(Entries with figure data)
╭──

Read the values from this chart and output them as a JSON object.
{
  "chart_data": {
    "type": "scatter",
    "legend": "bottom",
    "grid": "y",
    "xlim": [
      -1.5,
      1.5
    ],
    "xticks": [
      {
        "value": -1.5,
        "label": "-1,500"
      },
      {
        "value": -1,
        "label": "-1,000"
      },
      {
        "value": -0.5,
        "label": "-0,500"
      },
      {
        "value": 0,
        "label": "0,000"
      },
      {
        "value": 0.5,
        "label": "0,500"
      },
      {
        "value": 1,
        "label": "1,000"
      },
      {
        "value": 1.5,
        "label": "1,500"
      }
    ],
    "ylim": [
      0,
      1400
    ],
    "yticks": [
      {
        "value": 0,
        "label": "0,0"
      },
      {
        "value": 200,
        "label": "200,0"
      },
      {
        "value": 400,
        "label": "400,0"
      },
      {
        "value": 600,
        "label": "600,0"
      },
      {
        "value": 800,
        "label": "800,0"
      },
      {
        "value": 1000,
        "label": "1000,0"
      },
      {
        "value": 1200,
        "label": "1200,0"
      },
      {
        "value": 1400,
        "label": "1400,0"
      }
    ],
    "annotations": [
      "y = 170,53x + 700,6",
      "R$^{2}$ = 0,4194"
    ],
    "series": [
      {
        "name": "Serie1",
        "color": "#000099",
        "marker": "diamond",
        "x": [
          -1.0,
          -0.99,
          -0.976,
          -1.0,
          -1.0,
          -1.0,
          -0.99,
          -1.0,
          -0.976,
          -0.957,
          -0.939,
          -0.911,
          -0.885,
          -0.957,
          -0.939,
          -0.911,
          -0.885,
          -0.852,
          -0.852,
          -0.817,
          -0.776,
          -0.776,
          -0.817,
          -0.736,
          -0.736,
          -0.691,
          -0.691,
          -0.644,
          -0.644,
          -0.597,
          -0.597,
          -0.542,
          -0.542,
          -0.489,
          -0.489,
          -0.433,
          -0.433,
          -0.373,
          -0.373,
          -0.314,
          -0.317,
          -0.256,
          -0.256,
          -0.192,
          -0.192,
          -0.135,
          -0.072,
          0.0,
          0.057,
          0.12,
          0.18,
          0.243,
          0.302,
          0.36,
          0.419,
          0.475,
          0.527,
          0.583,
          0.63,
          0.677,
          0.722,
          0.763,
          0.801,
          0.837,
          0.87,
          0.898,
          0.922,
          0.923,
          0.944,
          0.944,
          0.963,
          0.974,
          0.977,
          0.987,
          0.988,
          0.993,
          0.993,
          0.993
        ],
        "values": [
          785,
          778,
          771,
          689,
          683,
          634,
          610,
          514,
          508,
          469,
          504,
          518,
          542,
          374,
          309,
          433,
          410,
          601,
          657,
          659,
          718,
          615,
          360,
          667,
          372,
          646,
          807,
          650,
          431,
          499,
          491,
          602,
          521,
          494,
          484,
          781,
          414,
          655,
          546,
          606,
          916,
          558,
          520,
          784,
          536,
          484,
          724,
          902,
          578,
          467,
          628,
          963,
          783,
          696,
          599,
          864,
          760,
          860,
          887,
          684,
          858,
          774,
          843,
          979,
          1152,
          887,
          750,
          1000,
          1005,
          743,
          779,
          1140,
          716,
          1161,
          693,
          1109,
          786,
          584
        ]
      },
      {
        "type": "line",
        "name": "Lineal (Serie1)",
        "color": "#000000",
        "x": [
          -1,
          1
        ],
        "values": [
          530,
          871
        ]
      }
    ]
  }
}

╰──

Short exercise. Word for word, write out the data.

Task output.
Read the values from this chart and output them as a JSON object.
{
  "chart_data": {
    "type": "scatter",
    "legend": "bottom",
    "grid": "y",
    "xlim": [
      -1.5,
      1.5
    ],
    "xticks": [
      {
        "value": -1.5,
        "label": "-1,500"
      },
      {
        "value": -1,
        "label": "-1,000"
      },
      {
        "value": -0.5,
        "label": "-0,500"
      },
      {
        "value": 0,
        "label": "0,000"
      },
      {
        "value": 0.5,
        "label": "0,500"
      },
      {
        "value": 1,
        "label": "1,000"
      },
      {
        "value": 1.5,
        "label": "1,500"
      }
    ],
    "ylim": [
      0,
      1400
    ],
    "yticks": [
      {
        "value": 0,
        "label": "0,0"
      },
      {
        "value": 200,
        "label": "200,0"
      },
      {
        "value": 400,
        "label": "400,0"
      },
      {
        "value": 600,
        "label": "600,0"
      },
      {
        "value": 800,
        "label": "800,0"
      },
      {
        "value": 1000,
        "label": "1000,0"
      },
      {
        "value": 1200,
        "label": "1200,0"
      },
      {
        "value": 1400,
        "label": "1400,0"
      }
    ],
    "annotations": [
      "y = 170,53x + 700,6",
      "R$^{2}$ = 0,4194"
    ],
    "series": [
      {
        "name": "Serie1",
        "color": "#000099",
        "marker": "diamond",
        "x": [
          -1.0,
          -0.99,
          -0.976,
          -1.0,
          -1.0,
          -1.0,
          -0.99,
          -1.0,
          -0.976,
          -0.957,
          -0.939,
          -0.911,
          -0.885,
          -0.957,
          -0.939,
          -0.911,
          -0.885,
          -0.852,
          -0.852,
          -0.817,
          -0.776,
          -0.776,
          -0.817,
          -0.736,
          -0.736,
          -0.691,
          -0.691,
          -0.644,
          -0.644,
          -0.597,
          -0.597,
          -0.542,
          -0.542,
          -0.489,
          -0.489,
          -0.433,
          -0.433,
          -0.373,
          -0.373,
          -0.314,
          -0.317,
          -0.256,
          -0.256,
          -0.192,
          -0.192,
          -0.135,
          -0.072,
          0.0,
          0.057,
          0.12,
          0.18,
          0.243,
          0.302,
          0.36,
          0.419,
          0.475,
          0.527,
          0.583,
          0.63,
          0.677,
          0.722,
          0.763,
          0.801,
          0.837,
          0.87,
          0.898,
          0.922,
          0.923,
          0.944,
          0.944,
          0.963,
          0.974,
          0.977,
          0.987,
          0.988,
          0.993,
          0.993,
          0.993
        ],
        "values": [
          785,
          778,
          771,
          689,
          683,
          634,
          610,
          514,
          508,
          469,
          504,
          518,
          542,
          374,
          309,
          433,
          410,
          601,
          657,
          659,
          718,
          615,
          360,
          667,
          372,
          646,
          807,
          650,
          431,
          499,
          491,
          602,
          521,
          494,
          484,
          781,
          414,
          655,
          546,
          606,
          916,
          558,
          520,
          784,
          536,
          484,
          724,
          902,
          578,
          467,
          628,
          963,
          783,
          696,
          599,
          864,
          760,
          860,
          887,
          684,
          858,
          774,
          843,
          979,
          1152,
          887,
          750,
          1000,
          1005,
          743,
          779,
          1140,
          716,
          1161,
          693,
          1109,
          786,
          584
        ]
      },
      {
        "type": "line",
        "name": "Lineal (Serie1)",
        "color": "#000000",
        "x": [
          -1,
          1
        ],
        "values": [
          530,
          871
        ]
      }
    ]
  }
}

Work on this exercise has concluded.